What is asked = Show every line in the records below that contains the word "ARAD".

Data for this exercise =
<<<<
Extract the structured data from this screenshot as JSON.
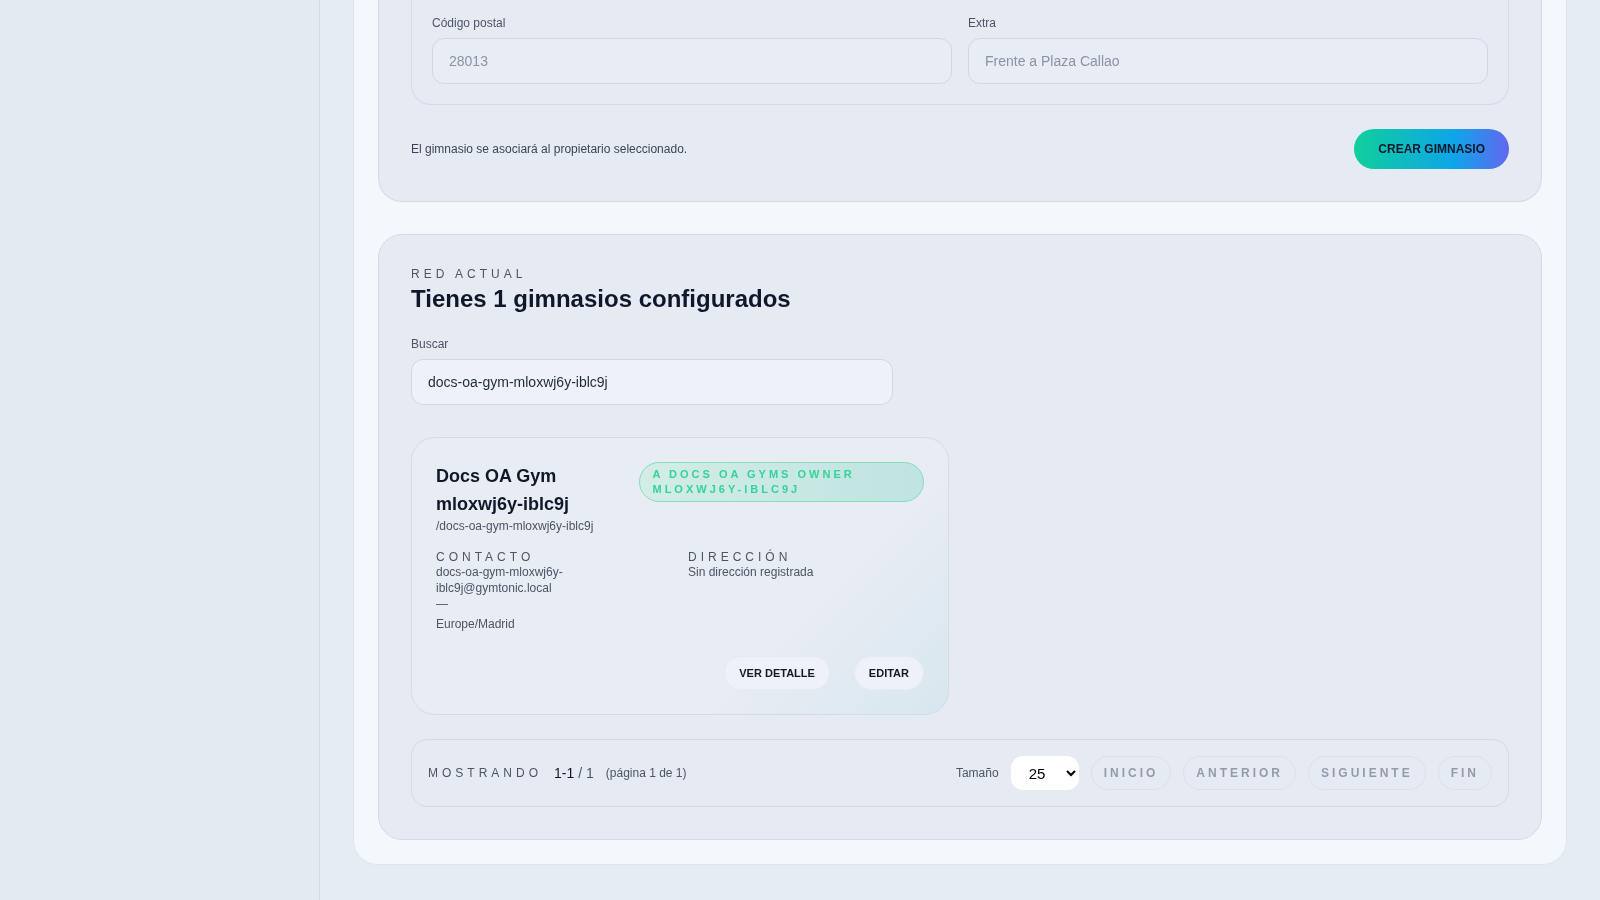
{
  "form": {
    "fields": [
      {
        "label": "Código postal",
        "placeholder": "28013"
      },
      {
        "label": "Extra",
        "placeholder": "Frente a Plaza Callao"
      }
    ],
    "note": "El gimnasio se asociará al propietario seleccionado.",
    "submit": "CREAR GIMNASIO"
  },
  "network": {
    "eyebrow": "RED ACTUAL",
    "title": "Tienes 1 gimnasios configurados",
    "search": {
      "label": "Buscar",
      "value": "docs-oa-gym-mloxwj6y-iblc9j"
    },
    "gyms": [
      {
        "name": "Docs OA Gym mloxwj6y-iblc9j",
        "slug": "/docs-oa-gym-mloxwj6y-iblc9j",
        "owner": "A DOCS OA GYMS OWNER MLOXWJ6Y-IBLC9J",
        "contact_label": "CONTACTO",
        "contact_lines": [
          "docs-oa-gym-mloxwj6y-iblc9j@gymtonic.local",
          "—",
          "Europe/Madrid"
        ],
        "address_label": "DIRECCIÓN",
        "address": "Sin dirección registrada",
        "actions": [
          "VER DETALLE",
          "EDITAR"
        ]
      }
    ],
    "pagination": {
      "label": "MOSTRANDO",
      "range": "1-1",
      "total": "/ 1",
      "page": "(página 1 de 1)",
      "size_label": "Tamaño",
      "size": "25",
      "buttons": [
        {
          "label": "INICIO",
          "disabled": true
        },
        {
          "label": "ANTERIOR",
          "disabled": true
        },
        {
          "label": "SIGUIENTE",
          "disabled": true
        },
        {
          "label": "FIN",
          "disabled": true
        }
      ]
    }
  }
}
>>>>
<<<<
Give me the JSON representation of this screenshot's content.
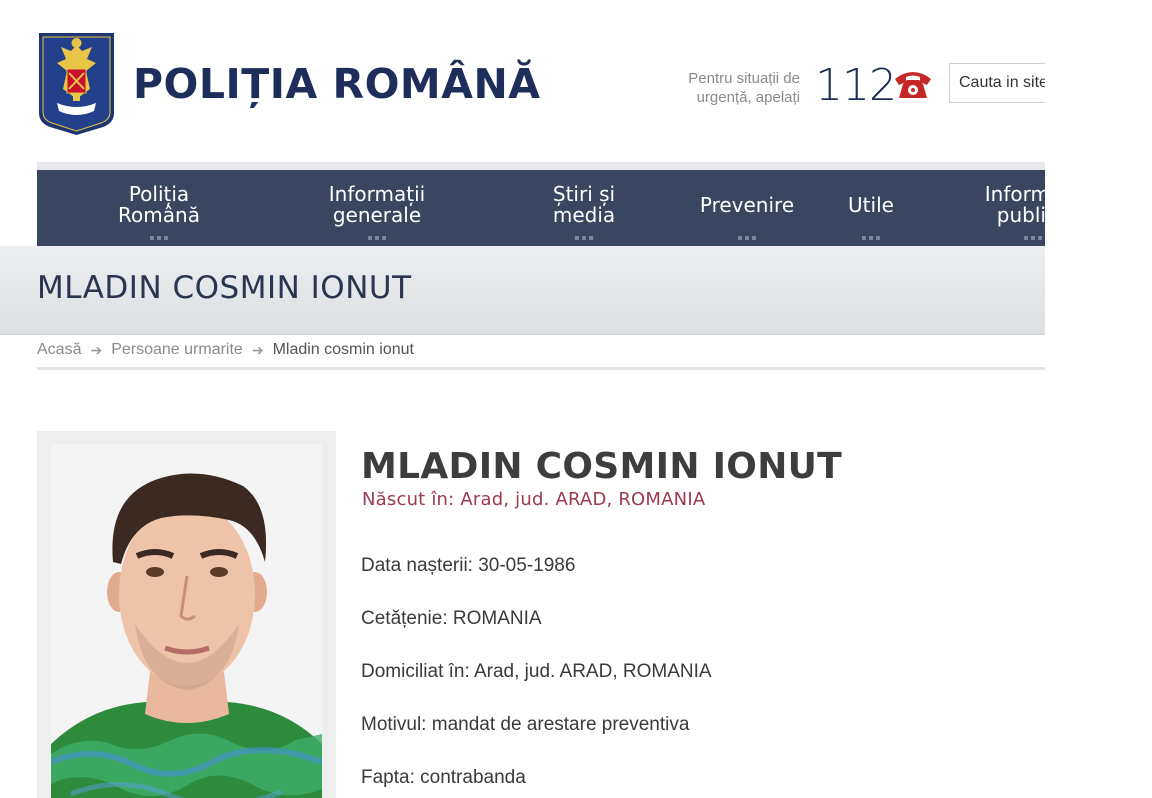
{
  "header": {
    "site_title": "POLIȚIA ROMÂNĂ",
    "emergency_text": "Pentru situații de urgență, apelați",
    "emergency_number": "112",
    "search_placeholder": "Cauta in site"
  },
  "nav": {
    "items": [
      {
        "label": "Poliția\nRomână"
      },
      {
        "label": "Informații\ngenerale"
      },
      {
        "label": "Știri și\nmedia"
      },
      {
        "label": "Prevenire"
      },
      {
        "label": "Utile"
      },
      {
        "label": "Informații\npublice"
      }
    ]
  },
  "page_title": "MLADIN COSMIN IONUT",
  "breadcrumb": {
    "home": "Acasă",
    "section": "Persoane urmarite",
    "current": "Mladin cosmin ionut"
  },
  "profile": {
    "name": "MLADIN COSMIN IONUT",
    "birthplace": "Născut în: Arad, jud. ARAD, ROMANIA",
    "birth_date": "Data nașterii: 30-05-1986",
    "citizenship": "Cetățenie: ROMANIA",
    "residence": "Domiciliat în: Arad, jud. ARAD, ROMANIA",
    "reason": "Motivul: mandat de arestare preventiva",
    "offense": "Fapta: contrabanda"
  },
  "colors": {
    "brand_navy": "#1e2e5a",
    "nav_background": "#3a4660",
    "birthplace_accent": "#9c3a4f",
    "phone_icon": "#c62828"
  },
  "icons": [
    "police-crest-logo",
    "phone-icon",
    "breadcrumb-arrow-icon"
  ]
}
>>>>
<<<<
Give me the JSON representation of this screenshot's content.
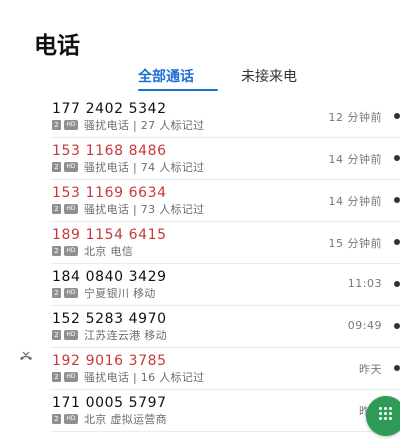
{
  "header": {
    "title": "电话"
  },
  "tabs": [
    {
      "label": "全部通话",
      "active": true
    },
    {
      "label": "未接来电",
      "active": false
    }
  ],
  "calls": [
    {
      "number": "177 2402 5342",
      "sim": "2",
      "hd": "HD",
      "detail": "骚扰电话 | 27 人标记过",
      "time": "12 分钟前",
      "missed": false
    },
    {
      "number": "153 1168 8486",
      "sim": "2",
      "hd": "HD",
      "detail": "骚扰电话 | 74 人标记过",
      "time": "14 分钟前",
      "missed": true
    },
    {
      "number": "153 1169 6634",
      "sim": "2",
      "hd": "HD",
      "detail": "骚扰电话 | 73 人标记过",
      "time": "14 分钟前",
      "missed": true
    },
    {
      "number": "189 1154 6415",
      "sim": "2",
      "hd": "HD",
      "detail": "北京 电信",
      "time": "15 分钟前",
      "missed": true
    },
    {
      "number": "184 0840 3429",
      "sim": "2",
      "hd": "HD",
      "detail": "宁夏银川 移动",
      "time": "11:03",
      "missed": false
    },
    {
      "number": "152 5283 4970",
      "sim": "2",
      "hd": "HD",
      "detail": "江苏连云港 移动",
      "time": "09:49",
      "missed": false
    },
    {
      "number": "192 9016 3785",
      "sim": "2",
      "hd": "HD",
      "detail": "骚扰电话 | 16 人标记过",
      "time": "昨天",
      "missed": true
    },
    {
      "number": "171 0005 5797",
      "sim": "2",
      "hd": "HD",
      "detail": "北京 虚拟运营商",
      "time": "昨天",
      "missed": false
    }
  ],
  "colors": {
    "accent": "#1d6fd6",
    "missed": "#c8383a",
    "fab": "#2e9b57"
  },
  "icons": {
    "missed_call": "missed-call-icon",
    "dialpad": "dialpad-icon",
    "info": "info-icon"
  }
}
>>>>
The output =
    "birthplace": "Născut în: Arad, jud. ARAD, ROMANIA",
    "residence": "Domiciliat în: Arad, jud. ARAD, ROMANIA",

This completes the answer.